EXERCISE
Restate the complete material exactly.

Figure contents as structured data

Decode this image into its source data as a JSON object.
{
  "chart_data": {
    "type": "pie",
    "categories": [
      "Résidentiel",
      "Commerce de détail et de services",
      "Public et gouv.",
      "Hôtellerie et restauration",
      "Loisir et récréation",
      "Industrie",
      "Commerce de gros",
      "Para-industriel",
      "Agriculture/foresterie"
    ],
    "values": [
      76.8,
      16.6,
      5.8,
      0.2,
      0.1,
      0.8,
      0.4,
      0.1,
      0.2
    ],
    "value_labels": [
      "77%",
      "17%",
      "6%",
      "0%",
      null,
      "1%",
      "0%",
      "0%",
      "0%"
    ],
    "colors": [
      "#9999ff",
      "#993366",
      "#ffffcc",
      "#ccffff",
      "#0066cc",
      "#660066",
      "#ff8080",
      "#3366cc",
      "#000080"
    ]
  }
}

RESPONSE FOR THIS EXERCISE
Decode this image into its source data as a JSON object.
{
  "chart_data": {
    "type": "pie",
    "categories": [
      "Résidentiel",
      "Commerce de détail et de services",
      "Public et gouv.",
      "Hôtellerie et restauration",
      "Loisir et récréation",
      "Industrie",
      "Commerce de gros",
      "Para-industriel",
      "Agriculture/foresterie"
    ],
    "values": [
      76.8,
      16.6,
      5.8,
      0.2,
      0.1,
      0.8,
      0.4,
      0.1,
      0.2
    ],
    "value_labels": [
      "77%",
      "17%",
      "6%",
      "0%",
      null,
      "1%",
      "0%",
      "0%",
      "0%"
    ],
    "colors": [
      "#9999ff",
      "#993366",
      "#ffffcc",
      "#ccffff",
      "#0066cc",
      "#660066",
      "#ff8080",
      "#3366cc",
      "#000080"
    ]
  }
}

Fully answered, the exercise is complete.